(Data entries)
— start —

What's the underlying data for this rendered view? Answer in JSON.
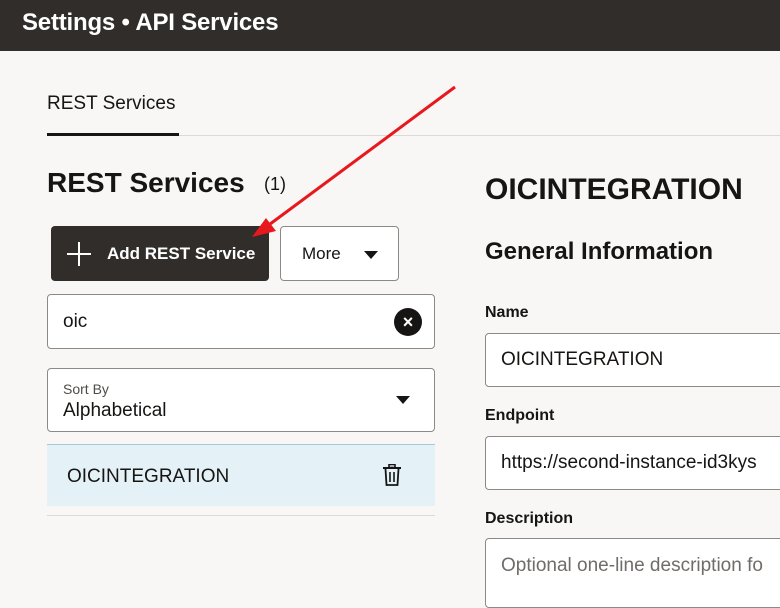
{
  "header": {
    "title": "Settings • API Services"
  },
  "tabs": [
    {
      "label": "REST Services"
    }
  ],
  "list": {
    "title": "REST Services",
    "count": "(1)",
    "add_button_label": "Add REST Service",
    "more_button_label": "More",
    "search_value": "oic",
    "sort_label": "Sort By",
    "sort_value": "Alphabetical",
    "items": [
      {
        "name": "OICINTEGRATION"
      }
    ]
  },
  "detail": {
    "title": "OICINTEGRATION",
    "section_title": "General Information",
    "name_label": "Name",
    "name_value": "OICINTEGRATION",
    "endpoint_label": "Endpoint",
    "endpoint_value": "https://second-instance-id3kys",
    "description_label": "Description",
    "description_placeholder": "Optional one-line description fo"
  },
  "colors": {
    "header_bg": "#312d2a",
    "selected_row_bg": "#e4f1f7",
    "annotation_arrow": "#e8191e"
  },
  "icons": [
    "plus-icon",
    "chevron-down-icon",
    "clear-icon",
    "trash-icon",
    "annotation-arrow"
  ]
}
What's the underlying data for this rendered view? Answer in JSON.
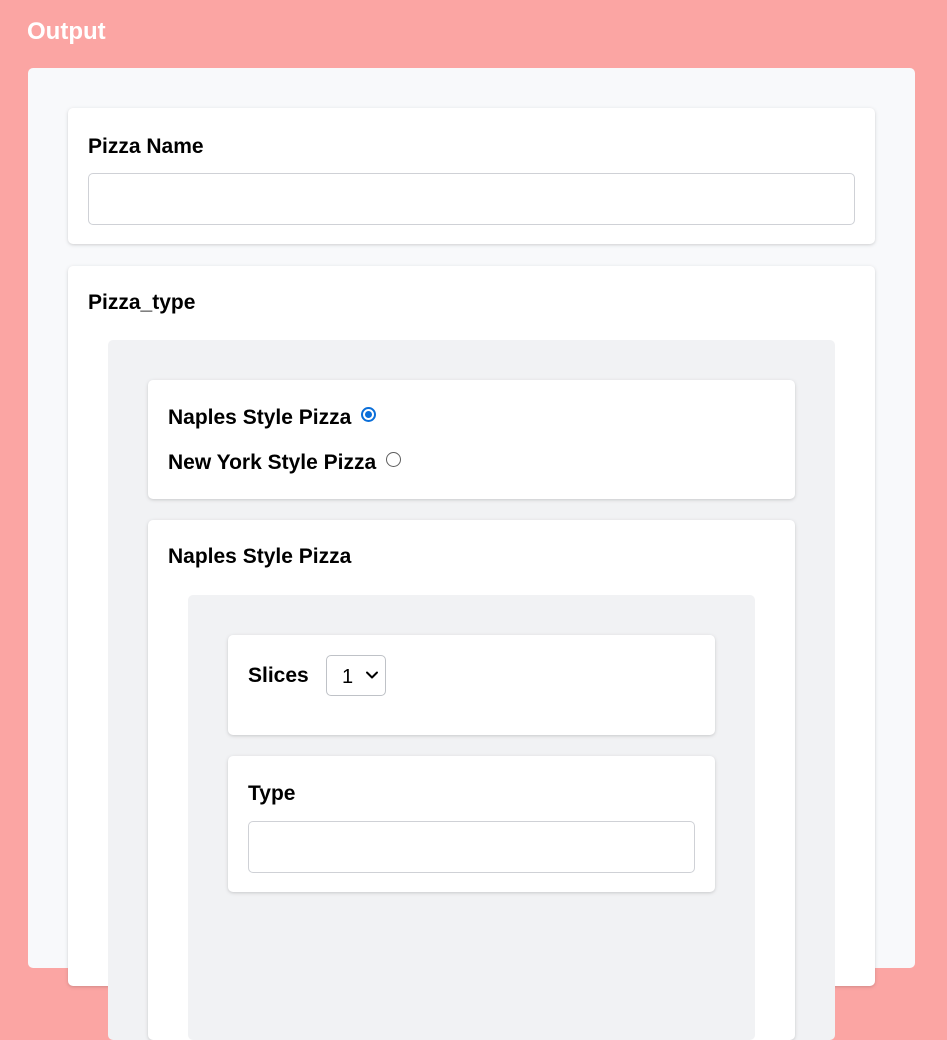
{
  "header": {
    "title": "Output"
  },
  "form": {
    "pizza_name": {
      "label": "Pizza Name",
      "value": "",
      "placeholder": ""
    },
    "pizza_type": {
      "label": "Pizza_type",
      "options": [
        {
          "label": "Naples Style Pizza",
          "selected": true
        },
        {
          "label": "New York Style Pizza",
          "selected": false
        }
      ],
      "selected_section": {
        "title": "Naples Style Pizza",
        "slices": {
          "label": "Slices",
          "value": "1"
        },
        "type": {
          "label": "Type",
          "value": "",
          "placeholder": ""
        }
      }
    }
  },
  "icons": {
    "radio_checked": "radio-checked-icon",
    "radio_unchecked": "radio-unchecked-icon",
    "select_chevron": "chevron-down-icon"
  },
  "colors": {
    "page_background": "#fba5a3",
    "panel_background": "#f8f9fb",
    "card_background": "#ffffff",
    "nested_panel": "#f1f2f4",
    "radio_accent": "#0b6fd9"
  }
}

— end —

*Short problem*:
Your task is an exact transcription of all the data, minus the pictures.

*Response for this exercise*:
What's the underlying data for this rendered view? Answer in JSON.
{
  "header": {
    "title": "Settings • API Services"
  },
  "tabs": [
    {
      "label": "REST Services"
    }
  ],
  "list": {
    "title": "REST Services",
    "count": "(1)",
    "add_button_label": "Add REST Service",
    "more_button_label": "More",
    "search_value": "oic",
    "sort_label": "Sort By",
    "sort_value": "Alphabetical",
    "items": [
      {
        "name": "OICINTEGRATION"
      }
    ]
  },
  "detail": {
    "title": "OICINTEGRATION",
    "section_title": "General Information",
    "name_label": "Name",
    "name_value": "OICINTEGRATION",
    "endpoint_label": "Endpoint",
    "endpoint_value": "https://second-instance-id3kys",
    "description_label": "Description",
    "description_placeholder": "Optional one-line description fo"
  },
  "colors": {
    "header_bg": "#312d2a",
    "selected_row_bg": "#e4f1f7",
    "annotation_arrow": "#e8191e"
  },
  "icons": [
    "plus-icon",
    "chevron-down-icon",
    "clear-icon",
    "trash-icon",
    "annotation-arrow"
  ]
}
What's the underlying data for this rendered view? Answer in JSON.
{
  "header": {
    "title": "Output"
  },
  "form": {
    "pizza_name": {
      "label": "Pizza Name",
      "value": "",
      "placeholder": ""
    },
    "pizza_type": {
      "label": "Pizza_type",
      "options": [
        {
          "label": "Naples Style Pizza",
          "selected": true
        },
        {
          "label": "New York Style Pizza",
          "selected": false
        }
      ],
      "selected_section": {
        "title": "Naples Style Pizza",
        "slices": {
          "label": "Slices",
          "value": "1"
        },
        "type": {
          "label": "Type",
          "value": "",
          "placeholder": ""
        }
      }
    }
  },
  "icons": {
    "radio_checked": "radio-checked-icon",
    "radio_unchecked": "radio-unchecked-icon",
    "select_chevron": "chevron-down-icon"
  },
  "colors": {
    "page_background": "#fba5a3",
    "panel_background": "#f8f9fb",
    "card_background": "#ffffff",
    "nested_panel": "#f1f2f4",
    "radio_accent": "#0b6fd9"
  }
}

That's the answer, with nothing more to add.